---------- Entries provided

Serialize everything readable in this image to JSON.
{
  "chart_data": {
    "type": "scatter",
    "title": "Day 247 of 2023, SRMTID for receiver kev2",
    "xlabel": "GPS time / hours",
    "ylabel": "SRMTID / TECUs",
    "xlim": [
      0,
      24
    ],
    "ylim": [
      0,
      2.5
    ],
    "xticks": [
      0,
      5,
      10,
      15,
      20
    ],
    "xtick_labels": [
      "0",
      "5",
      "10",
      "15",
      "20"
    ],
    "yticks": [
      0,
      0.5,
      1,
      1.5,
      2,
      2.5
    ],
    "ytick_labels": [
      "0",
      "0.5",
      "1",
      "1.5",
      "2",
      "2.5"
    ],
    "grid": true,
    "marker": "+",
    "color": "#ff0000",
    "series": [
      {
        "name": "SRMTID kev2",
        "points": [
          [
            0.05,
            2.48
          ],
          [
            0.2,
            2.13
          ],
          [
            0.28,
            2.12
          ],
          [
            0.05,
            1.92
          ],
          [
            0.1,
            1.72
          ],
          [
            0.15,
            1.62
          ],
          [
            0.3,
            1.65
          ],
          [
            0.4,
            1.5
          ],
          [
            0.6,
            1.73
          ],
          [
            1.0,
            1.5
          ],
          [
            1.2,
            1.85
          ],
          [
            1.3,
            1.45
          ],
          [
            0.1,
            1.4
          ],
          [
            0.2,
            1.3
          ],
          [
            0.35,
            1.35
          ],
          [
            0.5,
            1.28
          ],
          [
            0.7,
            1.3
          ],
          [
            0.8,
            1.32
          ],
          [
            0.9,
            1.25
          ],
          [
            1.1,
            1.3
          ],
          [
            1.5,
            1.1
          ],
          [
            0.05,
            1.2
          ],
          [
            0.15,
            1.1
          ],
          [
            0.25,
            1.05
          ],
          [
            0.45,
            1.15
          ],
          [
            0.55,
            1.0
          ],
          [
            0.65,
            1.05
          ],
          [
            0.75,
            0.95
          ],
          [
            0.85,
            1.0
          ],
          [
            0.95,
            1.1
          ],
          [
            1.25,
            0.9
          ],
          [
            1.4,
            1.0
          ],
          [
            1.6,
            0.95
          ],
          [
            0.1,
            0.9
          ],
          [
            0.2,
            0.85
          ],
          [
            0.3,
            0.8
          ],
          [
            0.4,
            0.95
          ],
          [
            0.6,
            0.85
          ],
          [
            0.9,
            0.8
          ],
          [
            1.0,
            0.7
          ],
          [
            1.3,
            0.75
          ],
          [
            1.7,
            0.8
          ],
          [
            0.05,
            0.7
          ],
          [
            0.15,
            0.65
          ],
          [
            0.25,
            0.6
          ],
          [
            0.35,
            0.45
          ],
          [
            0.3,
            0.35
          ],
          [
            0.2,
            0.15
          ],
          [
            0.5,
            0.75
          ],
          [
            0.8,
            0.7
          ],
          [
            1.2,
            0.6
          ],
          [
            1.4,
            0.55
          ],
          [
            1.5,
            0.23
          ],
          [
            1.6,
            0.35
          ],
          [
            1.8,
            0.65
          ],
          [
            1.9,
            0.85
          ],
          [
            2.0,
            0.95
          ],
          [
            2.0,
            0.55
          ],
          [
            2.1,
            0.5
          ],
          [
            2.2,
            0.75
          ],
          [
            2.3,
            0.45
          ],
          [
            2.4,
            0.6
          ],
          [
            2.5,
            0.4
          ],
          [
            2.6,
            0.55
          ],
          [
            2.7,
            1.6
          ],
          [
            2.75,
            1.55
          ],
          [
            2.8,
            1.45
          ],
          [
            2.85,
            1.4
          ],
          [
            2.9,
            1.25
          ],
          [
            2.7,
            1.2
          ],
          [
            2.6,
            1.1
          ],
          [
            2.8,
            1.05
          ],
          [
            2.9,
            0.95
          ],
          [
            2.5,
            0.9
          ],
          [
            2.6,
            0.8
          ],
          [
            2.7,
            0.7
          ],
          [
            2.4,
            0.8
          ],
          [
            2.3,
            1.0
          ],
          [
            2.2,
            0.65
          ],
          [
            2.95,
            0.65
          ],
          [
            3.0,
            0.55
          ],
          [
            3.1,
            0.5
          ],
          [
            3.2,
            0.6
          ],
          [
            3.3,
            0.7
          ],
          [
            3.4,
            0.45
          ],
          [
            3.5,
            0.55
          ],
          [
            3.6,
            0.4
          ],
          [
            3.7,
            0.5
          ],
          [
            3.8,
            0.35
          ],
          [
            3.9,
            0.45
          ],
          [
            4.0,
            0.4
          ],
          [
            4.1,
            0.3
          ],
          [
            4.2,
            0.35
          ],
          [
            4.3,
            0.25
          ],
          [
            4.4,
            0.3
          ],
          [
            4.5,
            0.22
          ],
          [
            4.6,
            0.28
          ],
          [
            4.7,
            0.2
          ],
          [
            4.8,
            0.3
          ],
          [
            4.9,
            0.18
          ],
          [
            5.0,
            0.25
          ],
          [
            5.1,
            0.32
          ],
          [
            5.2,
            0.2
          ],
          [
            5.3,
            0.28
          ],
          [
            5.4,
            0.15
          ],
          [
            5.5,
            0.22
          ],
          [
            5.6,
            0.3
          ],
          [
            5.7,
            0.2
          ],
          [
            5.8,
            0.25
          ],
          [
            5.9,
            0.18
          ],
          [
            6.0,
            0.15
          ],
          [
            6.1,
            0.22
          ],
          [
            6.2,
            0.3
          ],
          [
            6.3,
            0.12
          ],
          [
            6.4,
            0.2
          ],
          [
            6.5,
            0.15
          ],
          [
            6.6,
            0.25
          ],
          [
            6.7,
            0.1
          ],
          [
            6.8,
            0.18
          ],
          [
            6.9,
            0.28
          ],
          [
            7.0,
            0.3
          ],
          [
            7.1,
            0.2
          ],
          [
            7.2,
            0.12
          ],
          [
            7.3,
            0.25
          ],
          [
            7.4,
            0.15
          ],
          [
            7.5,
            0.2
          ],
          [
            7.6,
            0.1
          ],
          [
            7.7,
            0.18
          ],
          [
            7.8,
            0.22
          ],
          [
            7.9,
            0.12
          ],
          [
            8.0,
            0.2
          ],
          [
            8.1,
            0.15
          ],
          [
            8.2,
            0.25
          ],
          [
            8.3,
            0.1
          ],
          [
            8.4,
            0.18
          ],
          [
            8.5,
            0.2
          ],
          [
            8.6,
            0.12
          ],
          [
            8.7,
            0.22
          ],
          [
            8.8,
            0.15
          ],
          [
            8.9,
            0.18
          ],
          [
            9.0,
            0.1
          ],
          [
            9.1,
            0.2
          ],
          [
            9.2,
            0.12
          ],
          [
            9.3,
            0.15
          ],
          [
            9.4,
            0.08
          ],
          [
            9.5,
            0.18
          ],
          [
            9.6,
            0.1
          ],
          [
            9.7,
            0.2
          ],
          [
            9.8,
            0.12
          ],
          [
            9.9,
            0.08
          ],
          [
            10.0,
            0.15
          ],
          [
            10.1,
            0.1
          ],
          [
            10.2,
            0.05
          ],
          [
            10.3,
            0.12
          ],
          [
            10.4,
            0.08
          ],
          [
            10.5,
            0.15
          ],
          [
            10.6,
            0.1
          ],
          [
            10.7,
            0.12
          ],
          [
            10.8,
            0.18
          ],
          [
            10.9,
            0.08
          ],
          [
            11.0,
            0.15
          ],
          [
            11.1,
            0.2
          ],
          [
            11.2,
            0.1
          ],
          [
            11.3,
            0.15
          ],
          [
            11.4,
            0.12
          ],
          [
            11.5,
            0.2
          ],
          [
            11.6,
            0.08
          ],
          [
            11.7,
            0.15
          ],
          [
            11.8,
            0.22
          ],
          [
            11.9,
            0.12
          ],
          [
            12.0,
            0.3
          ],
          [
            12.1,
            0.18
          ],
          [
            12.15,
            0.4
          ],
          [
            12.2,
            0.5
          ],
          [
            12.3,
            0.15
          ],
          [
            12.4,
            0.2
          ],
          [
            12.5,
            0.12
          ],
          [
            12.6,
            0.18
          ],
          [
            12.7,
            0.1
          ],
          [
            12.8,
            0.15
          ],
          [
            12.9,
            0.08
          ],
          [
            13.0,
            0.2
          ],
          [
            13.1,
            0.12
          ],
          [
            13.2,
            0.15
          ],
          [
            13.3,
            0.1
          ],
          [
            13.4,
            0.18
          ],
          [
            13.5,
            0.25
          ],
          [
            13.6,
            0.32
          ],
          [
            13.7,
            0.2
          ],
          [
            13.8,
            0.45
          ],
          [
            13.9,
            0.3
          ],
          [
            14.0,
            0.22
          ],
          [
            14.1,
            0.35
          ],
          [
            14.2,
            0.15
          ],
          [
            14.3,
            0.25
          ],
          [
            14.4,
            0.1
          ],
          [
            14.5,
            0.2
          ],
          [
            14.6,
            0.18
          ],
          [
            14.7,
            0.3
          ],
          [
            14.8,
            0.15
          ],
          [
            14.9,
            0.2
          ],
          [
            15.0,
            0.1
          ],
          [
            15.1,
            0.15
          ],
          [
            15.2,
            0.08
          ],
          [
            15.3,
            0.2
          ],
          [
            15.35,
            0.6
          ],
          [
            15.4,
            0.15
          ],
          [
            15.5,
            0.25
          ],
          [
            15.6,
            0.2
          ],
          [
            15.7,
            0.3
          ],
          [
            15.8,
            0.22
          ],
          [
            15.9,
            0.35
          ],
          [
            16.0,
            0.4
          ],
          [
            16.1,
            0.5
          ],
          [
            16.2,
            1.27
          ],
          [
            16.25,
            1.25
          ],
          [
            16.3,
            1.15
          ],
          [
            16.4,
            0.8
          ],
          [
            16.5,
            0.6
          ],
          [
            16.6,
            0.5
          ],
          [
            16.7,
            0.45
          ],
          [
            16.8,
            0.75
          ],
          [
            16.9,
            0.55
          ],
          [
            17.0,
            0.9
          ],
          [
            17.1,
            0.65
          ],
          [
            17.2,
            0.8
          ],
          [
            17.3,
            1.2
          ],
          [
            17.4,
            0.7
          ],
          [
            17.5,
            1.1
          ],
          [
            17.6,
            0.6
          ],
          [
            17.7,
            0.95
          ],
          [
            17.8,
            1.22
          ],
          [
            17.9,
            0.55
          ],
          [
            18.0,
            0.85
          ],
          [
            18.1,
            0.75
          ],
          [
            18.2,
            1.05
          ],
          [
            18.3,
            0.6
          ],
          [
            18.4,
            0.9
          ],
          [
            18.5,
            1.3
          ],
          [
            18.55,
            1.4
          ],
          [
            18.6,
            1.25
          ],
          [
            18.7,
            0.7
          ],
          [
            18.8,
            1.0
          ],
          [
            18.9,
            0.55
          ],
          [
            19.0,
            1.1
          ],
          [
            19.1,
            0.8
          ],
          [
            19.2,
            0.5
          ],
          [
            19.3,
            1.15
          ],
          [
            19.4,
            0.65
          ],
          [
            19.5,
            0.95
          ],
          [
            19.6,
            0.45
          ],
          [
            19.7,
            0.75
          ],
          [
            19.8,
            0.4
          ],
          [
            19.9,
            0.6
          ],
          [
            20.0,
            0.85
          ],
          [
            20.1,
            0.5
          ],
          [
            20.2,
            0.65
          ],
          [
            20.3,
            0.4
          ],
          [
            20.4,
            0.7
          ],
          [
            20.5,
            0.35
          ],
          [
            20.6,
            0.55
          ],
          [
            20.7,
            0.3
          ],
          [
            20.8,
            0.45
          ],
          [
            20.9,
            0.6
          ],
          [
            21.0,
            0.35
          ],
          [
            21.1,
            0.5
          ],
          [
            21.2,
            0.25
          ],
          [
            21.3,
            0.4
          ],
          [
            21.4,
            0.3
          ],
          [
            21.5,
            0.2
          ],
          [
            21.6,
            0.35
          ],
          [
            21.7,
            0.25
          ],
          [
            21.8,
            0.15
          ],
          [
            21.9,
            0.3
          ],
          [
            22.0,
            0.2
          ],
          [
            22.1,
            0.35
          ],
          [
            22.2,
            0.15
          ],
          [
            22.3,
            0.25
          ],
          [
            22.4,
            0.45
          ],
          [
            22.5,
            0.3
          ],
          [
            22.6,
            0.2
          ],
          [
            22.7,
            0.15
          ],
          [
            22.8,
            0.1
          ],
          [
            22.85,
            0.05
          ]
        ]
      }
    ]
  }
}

--------------------

◆ Problem to solve ◆
Find each line holding the word "SRMTID" and copy it.

◆ Finished task ◆
    "title": "Day 247 of 2023, SRMTID for receiver kev2",
    "ylabel": "SRMTID / TECUs",
        "name": "SRMTID kev2",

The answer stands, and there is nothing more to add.